── Given entries ──
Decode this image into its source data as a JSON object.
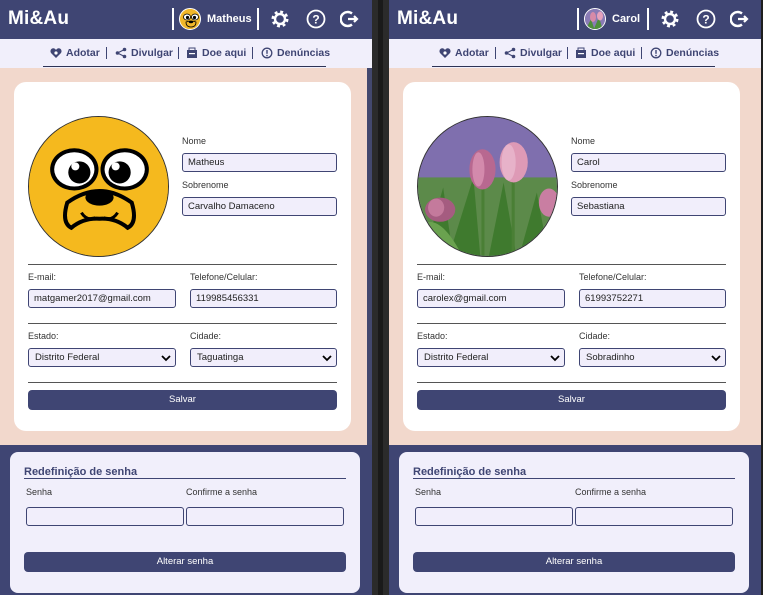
{
  "app": {
    "brand": "Mi&Au",
    "nav": [
      "Adotar",
      "Divulgar",
      "Doe aqui",
      "Denúncias"
    ],
    "icons": [
      "settings-icon",
      "help-icon",
      "logout-icon"
    ]
  },
  "labels": {
    "first_name": "Nome",
    "last_name": "Sobrenome",
    "email": "E-mail:",
    "phone": "Telefone/Celular:",
    "state": "Estado:",
    "city": "Cidade:",
    "save": "Salvar",
    "pw_title": "Redefinição de senha",
    "pw": "Senha",
    "pw_confirm": "Confirme a senha",
    "pw_button": "Alterar senha"
  },
  "screens": [
    {
      "user": "Matheus",
      "avatar": "jake-dog-avatar",
      "first_name": "Matheus",
      "last_name": "Carvalho Damaceno",
      "email": "matgamer2017@gmail.com",
      "phone": "119985456331",
      "state": "Distrito Federal",
      "city": "Taguatinga"
    },
    {
      "user": "Carol",
      "avatar": "tulips-avatar",
      "first_name": "Carol",
      "last_name": "Sebastiana",
      "email": "carolex@gmail.com",
      "phone": "61993752271",
      "state": "Distrito Federal",
      "city": "Sobradinho"
    }
  ],
  "colors": {
    "primary": "#3f4573",
    "background": "#f2d8cc",
    "input": "#f1eefb"
  }
}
───
• Problem details:
Only the number is wanted: how many lines of the data contain the word "gmail"?

• Solved exercise:
2